Written instruction: Exclude the pictures; give every entry again exactly as written.

Given information:
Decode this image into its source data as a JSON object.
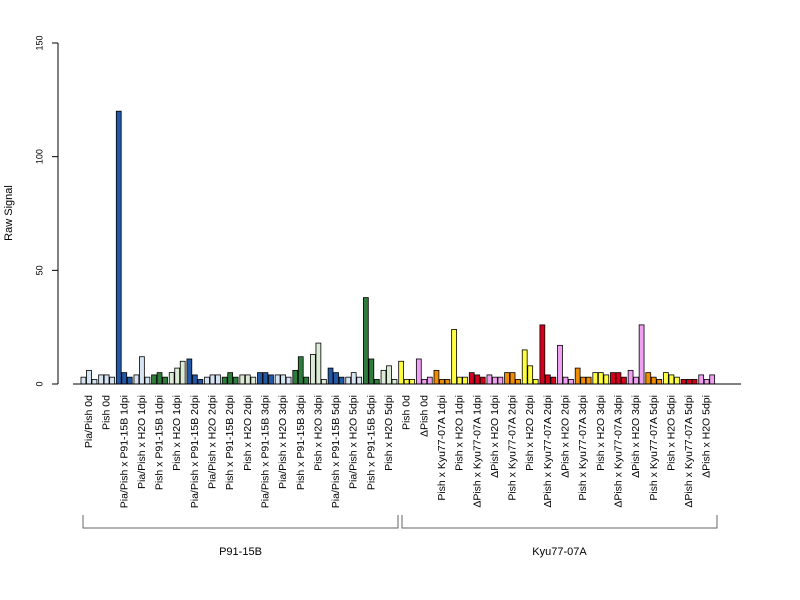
{
  "chart_data": {
    "type": "bar",
    "ylabel": "Raw Signal",
    "ylim": [
      0,
      150
    ],
    "yticks": [
      0,
      50,
      100,
      150
    ],
    "bars_per_group": 3,
    "categories": [
      "Pia/Pish 0d",
      "Pish 0d",
      "Pia/Pish x P91-15B 1dpi",
      "Pia/Pish x H2O 1dpi",
      "Pish x P91-15B 1dpi",
      "Pish x H2O 1dpi",
      "Pia/Pish x P91-15B 2dpi",
      "Pia/Pish x H2O 2dpi",
      "Pish x P91-15B 2dpi",
      "Pish x H2O 2dpi",
      "Pia/Pish x P91-15B 3dpi",
      "Pia/Pish x H2O 3dpi",
      "Pish x P91-15B 3dpi",
      "Pish x H2O 3dpi",
      "Pia/Pish x P91-15B 5dpi",
      "Pia/Pish x H2O 5dpi",
      "Pish x P91-15B 5dpi",
      "Pish x H2O 5dpi",
      "Pish 0d",
      "ΔPish 0d",
      "Pish x Kyu77-07A 1dpi",
      "Pish x H2O 1dpi",
      "ΔPish x Kyu77-07A 1dpi",
      "ΔPish x H2O 1dpi",
      "Pish x Kyu77-07A 2dpi",
      "Pish x H2O 2dpi",
      "ΔPish x Kyu77-07A 2dpi",
      "ΔPish x H2O 2dpi",
      "Pish x Kyu77-07A 3dpi",
      "Pish x H2O 3dpi",
      "ΔPish x Kyu77-07A 3dpi",
      "ΔPish x H2O 3dpi",
      "Pish x Kyu77-07A 5dpi",
      "Pish x H2O 5dpi",
      "ΔPish x Kyu77-07A 5dpi",
      "ΔPish x H2O 5dpi"
    ],
    "values": [
      [
        3,
        6,
        2
      ],
      [
        4,
        4,
        3
      ],
      [
        120,
        5,
        3
      ],
      [
        4,
        12,
        3
      ],
      [
        4,
        5,
        3
      ],
      [
        5,
        7,
        10
      ],
      [
        11,
        4,
        2
      ],
      [
        3,
        4,
        4
      ],
      [
        3,
        5,
        3
      ],
      [
        4,
        4,
        3
      ],
      [
        5,
        5,
        4
      ],
      [
        4,
        4,
        3
      ],
      [
        6,
        12,
        3
      ],
      [
        13,
        18,
        2
      ],
      [
        7,
        5,
        3
      ],
      [
        3,
        5,
        3
      ],
      [
        38,
        11,
        2
      ],
      [
        6,
        8,
        2
      ],
      [
        10,
        2,
        2
      ],
      [
        11,
        2,
        3
      ],
      [
        6,
        2,
        2
      ],
      [
        24,
        3,
        3
      ],
      [
        5,
        4,
        3
      ],
      [
        4,
        3,
        3
      ],
      [
        5,
        5,
        2
      ],
      [
        15,
        8,
        2
      ],
      [
        26,
        4,
        3
      ],
      [
        17,
        3,
        2
      ],
      [
        7,
        3,
        3
      ],
      [
        5,
        5,
        4
      ],
      [
        5,
        5,
        3
      ],
      [
        6,
        3,
        26
      ],
      [
        5,
        3,
        2
      ],
      [
        5,
        4,
        3
      ],
      [
        2,
        2,
        2
      ],
      [
        4,
        2,
        4
      ]
    ],
    "colors": [
      [
        "#d6e3f3",
        "#d6e3f3",
        "#d6e3f3"
      ],
      [
        "#d6e3f3",
        "#d6e3f3",
        "#d6e3f3"
      ],
      [
        "#2358a6",
        "#2358a6",
        "#2358a6"
      ],
      [
        "#d6e3f3",
        "#d6e3f3",
        "#d6e3f3"
      ],
      [
        "#2e7d3c",
        "#2e7d3c",
        "#2e7d3c"
      ],
      [
        "#dcebd6",
        "#dcebd6",
        "#dcebd6"
      ],
      [
        "#2358a6",
        "#2358a6",
        "#2358a6"
      ],
      [
        "#d6e3f3",
        "#d6e3f3",
        "#d6e3f3"
      ],
      [
        "#2e7d3c",
        "#2e7d3c",
        "#2e7d3c"
      ],
      [
        "#dcebd6",
        "#dcebd6",
        "#dcebd6"
      ],
      [
        "#2358a6",
        "#2358a6",
        "#2358a6"
      ],
      [
        "#d6e3f3",
        "#d6e3f3",
        "#d6e3f3"
      ],
      [
        "#2e7d3c",
        "#2e7d3c",
        "#2e7d3c"
      ],
      [
        "#dcebd6",
        "#dcebd6",
        "#dcebd6"
      ],
      [
        "#2358a6",
        "#2358a6",
        "#2358a6"
      ],
      [
        "#d6e3f3",
        "#d6e3f3",
        "#d6e3f3"
      ],
      [
        "#2e7d3c",
        "#2e7d3c",
        "#2e7d3c"
      ],
      [
        "#dcebd6",
        "#dcebd6",
        "#dcebd6"
      ],
      [
        "#ffff40",
        "#ffff40",
        "#ffff40"
      ],
      [
        "#f0a0f0",
        "#f0a0f0",
        "#f0a0f0"
      ],
      [
        "#f08c00",
        "#f08c00",
        "#f08c00"
      ],
      [
        "#ffff40",
        "#ffff40",
        "#ffff40"
      ],
      [
        "#d4001c",
        "#d4001c",
        "#d4001c"
      ],
      [
        "#f0a0f0",
        "#f0a0f0",
        "#f0a0f0"
      ],
      [
        "#f08c00",
        "#f08c00",
        "#f08c00"
      ],
      [
        "#ffff40",
        "#ffff40",
        "#ffff40"
      ],
      [
        "#d4001c",
        "#d4001c",
        "#d4001c"
      ],
      [
        "#f0a0f0",
        "#f0a0f0",
        "#f0a0f0"
      ],
      [
        "#f08c00",
        "#f08c00",
        "#f08c00"
      ],
      [
        "#ffff40",
        "#ffff40",
        "#ffff40"
      ],
      [
        "#d4001c",
        "#d4001c",
        "#d4001c"
      ],
      [
        "#f0a0f0",
        "#f0a0f0",
        "#f0a0f0"
      ],
      [
        "#f08c00",
        "#f08c00",
        "#f08c00"
      ],
      [
        "#ffff40",
        "#ffff40",
        "#ffff40"
      ],
      [
        "#d4001c",
        "#d4001c",
        "#d4001c"
      ],
      [
        "#f0a0f0",
        "#f0a0f0",
        "#f0a0f0"
      ]
    ],
    "sections": [
      {
        "label": "P91-15B",
        "start": 0,
        "end": 17
      },
      {
        "label": "Kyu77-07A",
        "start": 18,
        "end": 35
      }
    ],
    "grid": false,
    "legend": "none"
  }
}
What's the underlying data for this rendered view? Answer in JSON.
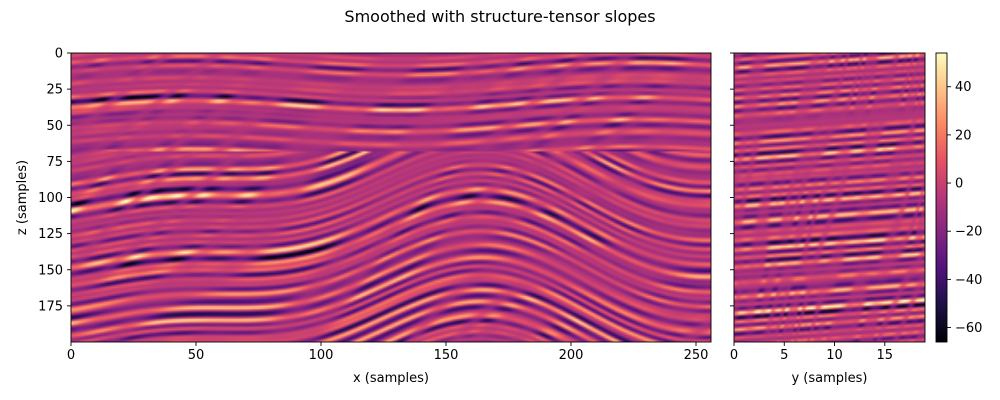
{
  "chart_data": {
    "type": "heatmap",
    "title": "Smoothed with structure-tensor slopes",
    "colormap": "magma",
    "panels": [
      {
        "name": "inline-section",
        "xlabel": "x (samples)",
        "ylabel": "z (samples)",
        "xlim": [
          0,
          256
        ],
        "ylim": [
          200,
          0
        ],
        "xticks": [
          0,
          50,
          100,
          150,
          200,
          250
        ],
        "yticks": [
          0,
          25,
          50,
          75,
          100,
          125,
          150,
          175
        ]
      },
      {
        "name": "crossline-section",
        "xlabel": "y (samples)",
        "ylabel": "",
        "xlim": [
          0,
          19
        ],
        "ylim": [
          200,
          0
        ],
        "xticks": [
          0,
          5,
          10,
          15
        ],
        "yticks": [
          0,
          25,
          50,
          75,
          100,
          125,
          150,
          175
        ]
      }
    ],
    "colorbar": {
      "vmin": -66,
      "vmax": 54,
      "ticks": [
        -60,
        -40,
        -20,
        0,
        20,
        40
      ]
    }
  }
}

Answer to the task:
Decode this image into its source data as a JSON object.
{
  "chart_data": {
    "type": "bar",
    "ylabel": "Raw Signal",
    "ylim": [
      0,
      150
    ],
    "yticks": [
      0,
      50,
      100,
      150
    ],
    "bars_per_group": 3,
    "categories": [
      "Pia/Pish 0d",
      "Pish 0d",
      "Pia/Pish x P91-15B 1dpi",
      "Pia/Pish x H2O 1dpi",
      "Pish x P91-15B 1dpi",
      "Pish x H2O 1dpi",
      "Pia/Pish x P91-15B 2dpi",
      "Pia/Pish x H2O 2dpi",
      "Pish x P91-15B 2dpi",
      "Pish x H2O 2dpi",
      "Pia/Pish x P91-15B 3dpi",
      "Pia/Pish x H2O 3dpi",
      "Pish x P91-15B 3dpi",
      "Pish x H2O 3dpi",
      "Pia/Pish x P91-15B 5dpi",
      "Pia/Pish x H2O 5dpi",
      "Pish x P91-15B 5dpi",
      "Pish x H2O 5dpi",
      "Pish 0d",
      "ΔPish 0d",
      "Pish x Kyu77-07A 1dpi",
      "Pish x H2O 1dpi",
      "ΔPish x Kyu77-07A 1dpi",
      "ΔPish x H2O 1dpi",
      "Pish x Kyu77-07A 2dpi",
      "Pish x H2O 2dpi",
      "ΔPish x Kyu77-07A 2dpi",
      "ΔPish x H2O 2dpi",
      "Pish x Kyu77-07A 3dpi",
      "Pish x H2O 3dpi",
      "ΔPish x Kyu77-07A 3dpi",
      "ΔPish x H2O 3dpi",
      "Pish x Kyu77-07A 5dpi",
      "Pish x H2O 5dpi",
      "ΔPish x Kyu77-07A 5dpi",
      "ΔPish x H2O 5dpi"
    ],
    "values": [
      [
        3,
        6,
        2
      ],
      [
        4,
        4,
        3
      ],
      [
        120,
        5,
        3
      ],
      [
        4,
        12,
        3
      ],
      [
        4,
        5,
        3
      ],
      [
        5,
        7,
        10
      ],
      [
        11,
        4,
        2
      ],
      [
        3,
        4,
        4
      ],
      [
        3,
        5,
        3
      ],
      [
        4,
        4,
        3
      ],
      [
        5,
        5,
        4
      ],
      [
        4,
        4,
        3
      ],
      [
        6,
        12,
        3
      ],
      [
        13,
        18,
        2
      ],
      [
        7,
        5,
        3
      ],
      [
        3,
        5,
        3
      ],
      [
        38,
        11,
        2
      ],
      [
        6,
        8,
        2
      ],
      [
        10,
        2,
        2
      ],
      [
        11,
        2,
        3
      ],
      [
        6,
        2,
        2
      ],
      [
        24,
        3,
        3
      ],
      [
        5,
        4,
        3
      ],
      [
        4,
        3,
        3
      ],
      [
        5,
        5,
        2
      ],
      [
        15,
        8,
        2
      ],
      [
        26,
        4,
        3
      ],
      [
        17,
        3,
        2
      ],
      [
        7,
        3,
        3
      ],
      [
        5,
        5,
        4
      ],
      [
        5,
        5,
        3
      ],
      [
        6,
        3,
        26
      ],
      [
        5,
        3,
        2
      ],
      [
        5,
        4,
        3
      ],
      [
        2,
        2,
        2
      ],
      [
        4,
        2,
        4
      ]
    ],
    "colors": [
      [
        "#d6e3f3",
        "#d6e3f3",
        "#d6e3f3"
      ],
      [
        "#d6e3f3",
        "#d6e3f3",
        "#d6e3f3"
      ],
      [
        "#2358a6",
        "#2358a6",
        "#2358a6"
      ],
      [
        "#d6e3f3",
        "#d6e3f3",
        "#d6e3f3"
      ],
      [
        "#2e7d3c",
        "#2e7d3c",
        "#2e7d3c"
      ],
      [
        "#dcebd6",
        "#dcebd6",
        "#dcebd6"
      ],
      [
        "#2358a6",
        "#2358a6",
        "#2358a6"
      ],
      [
        "#d6e3f3",
        "#d6e3f3",
        "#d6e3f3"
      ],
      [
        "#2e7d3c",
        "#2e7d3c",
        "#2e7d3c"
      ],
      [
        "#dcebd6",
        "#dcebd6",
        "#dcebd6"
      ],
      [
        "#2358a6",
        "#2358a6",
        "#2358a6"
      ],
      [
        "#d6e3f3",
        "#d6e3f3",
        "#d6e3f3"
      ],
      [
        "#2e7d3c",
        "#2e7d3c",
        "#2e7d3c"
      ],
      [
        "#dcebd6",
        "#dcebd6",
        "#dcebd6"
      ],
      [
        "#2358a6",
        "#2358a6",
        "#2358a6"
      ],
      [
        "#d6e3f3",
        "#d6e3f3",
        "#d6e3f3"
      ],
      [
        "#2e7d3c",
        "#2e7d3c",
        "#2e7d3c"
      ],
      [
        "#dcebd6",
        "#dcebd6",
        "#dcebd6"
      ],
      [
        "#ffff40",
        "#ffff40",
        "#ffff40"
      ],
      [
        "#f0a0f0",
        "#f0a0f0",
        "#f0a0f0"
      ],
      [
        "#f08c00",
        "#f08c00",
        "#f08c00"
      ],
      [
        "#ffff40",
        "#ffff40",
        "#ffff40"
      ],
      [
        "#d4001c",
        "#d4001c",
        "#d4001c"
      ],
      [
        "#f0a0f0",
        "#f0a0f0",
        "#f0a0f0"
      ],
      [
        "#f08c00",
        "#f08c00",
        "#f08c00"
      ],
      [
        "#ffff40",
        "#ffff40",
        "#ffff40"
      ],
      [
        "#d4001c",
        "#d4001c",
        "#d4001c"
      ],
      [
        "#f0a0f0",
        "#f0a0f0",
        "#f0a0f0"
      ],
      [
        "#f08c00",
        "#f08c00",
        "#f08c00"
      ],
      [
        "#ffff40",
        "#ffff40",
        "#ffff40"
      ],
      [
        "#d4001c",
        "#d4001c",
        "#d4001c"
      ],
      [
        "#f0a0f0",
        "#f0a0f0",
        "#f0a0f0"
      ],
      [
        "#f08c00",
        "#f08c00",
        "#f08c00"
      ],
      [
        "#ffff40",
        "#ffff40",
        "#ffff40"
      ],
      [
        "#d4001c",
        "#d4001c",
        "#d4001c"
      ],
      [
        "#f0a0f0",
        "#f0a0f0",
        "#f0a0f0"
      ]
    ],
    "sections": [
      {
        "label": "P91-15B",
        "start": 0,
        "end": 17
      },
      {
        "label": "Kyu77-07A",
        "start": 18,
        "end": 35
      }
    ],
    "grid": false,
    "legend": "none"
  }
}
What's the underlying data for this rendered view? Answer in JSON.
{
  "chart_data": {
    "type": "heatmap",
    "title": "Smoothed with structure-tensor slopes",
    "colormap": "magma",
    "panels": [
      {
        "name": "inline-section",
        "xlabel": "x (samples)",
        "ylabel": "z (samples)",
        "xlim": [
          0,
          256
        ],
        "ylim": [
          200,
          0
        ],
        "xticks": [
          0,
          50,
          100,
          150,
          200,
          250
        ],
        "yticks": [
          0,
          25,
          50,
          75,
          100,
          125,
          150,
          175
        ]
      },
      {
        "name": "crossline-section",
        "xlabel": "y (samples)",
        "ylabel": "",
        "xlim": [
          0,
          19
        ],
        "ylim": [
          200,
          0
        ],
        "xticks": [
          0,
          5,
          10,
          15
        ],
        "yticks": [
          0,
          25,
          50,
          75,
          100,
          125,
          150,
          175
        ]
      }
    ],
    "colorbar": {
      "vmin": -66,
      "vmax": 54,
      "ticks": [
        -60,
        -40,
        -20,
        0,
        20,
        40
      ]
    }
  }
}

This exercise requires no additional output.